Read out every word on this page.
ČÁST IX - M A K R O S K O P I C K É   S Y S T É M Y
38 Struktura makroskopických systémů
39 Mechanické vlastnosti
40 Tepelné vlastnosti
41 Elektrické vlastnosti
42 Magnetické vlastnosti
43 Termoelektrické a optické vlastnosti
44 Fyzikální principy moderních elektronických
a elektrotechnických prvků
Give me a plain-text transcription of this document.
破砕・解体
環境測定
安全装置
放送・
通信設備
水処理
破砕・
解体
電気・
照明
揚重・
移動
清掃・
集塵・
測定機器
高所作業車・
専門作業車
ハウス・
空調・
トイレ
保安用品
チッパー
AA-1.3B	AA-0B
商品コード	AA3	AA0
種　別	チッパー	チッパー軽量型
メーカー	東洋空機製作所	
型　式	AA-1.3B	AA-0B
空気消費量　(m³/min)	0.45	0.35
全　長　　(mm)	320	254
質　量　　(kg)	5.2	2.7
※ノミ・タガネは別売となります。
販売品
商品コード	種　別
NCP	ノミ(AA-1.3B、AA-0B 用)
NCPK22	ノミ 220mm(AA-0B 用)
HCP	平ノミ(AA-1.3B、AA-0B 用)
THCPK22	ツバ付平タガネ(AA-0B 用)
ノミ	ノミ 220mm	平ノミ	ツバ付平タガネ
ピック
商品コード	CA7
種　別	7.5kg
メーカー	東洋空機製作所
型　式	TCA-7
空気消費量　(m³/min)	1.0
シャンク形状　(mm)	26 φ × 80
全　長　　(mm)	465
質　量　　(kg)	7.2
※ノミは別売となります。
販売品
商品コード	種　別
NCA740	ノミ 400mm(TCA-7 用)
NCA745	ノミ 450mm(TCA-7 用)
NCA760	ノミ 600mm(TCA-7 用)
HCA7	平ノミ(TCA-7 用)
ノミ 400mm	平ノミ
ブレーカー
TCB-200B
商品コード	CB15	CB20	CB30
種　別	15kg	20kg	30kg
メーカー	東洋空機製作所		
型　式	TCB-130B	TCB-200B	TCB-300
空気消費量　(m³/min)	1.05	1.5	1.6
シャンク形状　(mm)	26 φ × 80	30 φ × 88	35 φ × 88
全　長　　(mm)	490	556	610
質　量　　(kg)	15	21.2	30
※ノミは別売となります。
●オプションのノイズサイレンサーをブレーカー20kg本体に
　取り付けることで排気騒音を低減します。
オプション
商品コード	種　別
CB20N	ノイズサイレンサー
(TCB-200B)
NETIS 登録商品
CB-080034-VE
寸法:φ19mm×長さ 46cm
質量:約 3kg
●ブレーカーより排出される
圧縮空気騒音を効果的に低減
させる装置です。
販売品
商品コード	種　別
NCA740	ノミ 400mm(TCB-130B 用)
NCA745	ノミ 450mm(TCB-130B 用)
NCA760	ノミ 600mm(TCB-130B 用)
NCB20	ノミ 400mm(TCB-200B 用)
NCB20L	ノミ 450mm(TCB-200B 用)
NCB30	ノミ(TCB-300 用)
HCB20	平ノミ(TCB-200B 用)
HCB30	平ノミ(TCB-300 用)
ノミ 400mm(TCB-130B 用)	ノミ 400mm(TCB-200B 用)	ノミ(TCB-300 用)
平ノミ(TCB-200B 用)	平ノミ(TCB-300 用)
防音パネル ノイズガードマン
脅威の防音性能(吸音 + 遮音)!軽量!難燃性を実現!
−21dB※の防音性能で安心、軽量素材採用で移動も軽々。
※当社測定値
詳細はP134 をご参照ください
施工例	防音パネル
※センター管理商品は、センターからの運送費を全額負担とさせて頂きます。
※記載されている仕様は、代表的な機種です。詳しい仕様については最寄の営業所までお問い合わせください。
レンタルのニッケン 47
* * * * * * * * *
■ **SET EXERCISE**: Reproduce precisely the span of lines that begins at the line containing "Give me a plain-text" and ends with the last line of the listing.

■ **COMPLETE ANSWER**:
Give me a plain-text transcription of this document.
破砕・解体
環境測定
安全装置
放送・
通信設備
水処理
破砕・
解体
電気・
照明
揚重・
移動
清掃・
集塵・
測定機器
高所作業車・
専門作業車
ハウス・
空調・
トイレ
保安用品
チッパー
AA-1.3B	AA-0B
商品コード	AA3	AA0
種　別	チッパー	チッパー軽量型
メーカー	東洋空機製作所	
型　式	AA-1.3B	AA-0B
空気消費量　(m³/min)	0.45	0.35
全　長　　(mm)	320	254
質　量　　(kg)	5.2	2.7
※ノミ・タガネは別売となります。
販売品
商品コード	種　別
NCP	ノミ(AA-1.3B、AA-0B 用)
NCPK22	ノミ 220mm(AA-0B 用)
HCP	平ノミ(AA-1.3B、AA-0B 用)
THCPK22	ツバ付平タガネ(AA-0B 用)
ノミ	ノミ 220mm	平ノミ	ツバ付平タガネ
ピック
商品コード	CA7
種　別	7.5kg
メーカー	東洋空機製作所
型　式	TCA-7
空気消費量　(m³/min)	1.0
シャンク形状　(mm)	26 φ × 80
全　長　　(mm)	465
質　量　　(kg)	7.2
※ノミは別売となります。
販売品
商品コード	種　別
NCA740	ノミ 400mm(TCA-7 用)
NCA745	ノミ 450mm(TCA-7 用)
NCA760	ノミ 600mm(TCA-7 用)
HCA7	平ノミ(TCA-7 用)
ノミ 400mm	平ノミ
ブレーカー
TCB-200B
商品コード	CB15	CB20	CB30
種　別	15kg	20kg	30kg
メーカー	東洋空機製作所		
型　式	TCB-130B	TCB-200B	TCB-300
空気消費量　(m³/min)	1.05	1.5	1.6
シャンク形状　(mm)	26 φ × 80	30 φ × 88	35 φ × 88
全　長　　(mm)	490	556	610
質　量　　(kg)	15	21.2	30
※ノミは別売となります。
●オプションのノイズサイレンサーをブレーカー20kg本体に
　取り付けることで排気騒音を低減します。
オプション
商品コード	種　別
CB20N	ノイズサイレンサー
(TCB-200B)
NETIS 登録商品
CB-080034-VE
寸法:φ19mm×長さ 46cm
質量:約 3kg
●ブレーカーより排出される
圧縮空気騒音を効果的に低減
させる装置です。
販売品
商品コード	種　別
NCA740	ノミ 400mm(TCB-130B 用)
NCA745	ノミ 450mm(TCB-130B 用)
NCA760	ノミ 600mm(TCB-130B 用)
NCB20	ノミ 400mm(TCB-200B 用)
NCB20L	ノミ 450mm(TCB-200B 用)
NCB30	ノミ(TCB-300 用)
HCB20	平ノミ(TCB-200B 用)
HCB30	平ノミ(TCB-300 用)
ノミ 400mm(TCB-130B 用)	ノミ 400mm(TCB-200B 用)	ノミ(TCB-300 用)
平ノミ(TCB-200B 用)	平ノミ(TCB-300 用)
防音パネル ノイズガードマン
脅威の防音性能(吸音 + 遮音)!軽量!難燃性を実現!
−21dB※の防音性能で安心、軽量素材採用で移動も軽々。
※当社測定値
詳細はP134 をご参照ください
施工例	防音パネル
※センター管理商品は、センターからの運送費を全額負担とさせて頂きます。
※記載されている仕様は、代表的な機種です。詳しい仕様については最寄の営業所までお問い合わせください。
レンタルのニッケン 47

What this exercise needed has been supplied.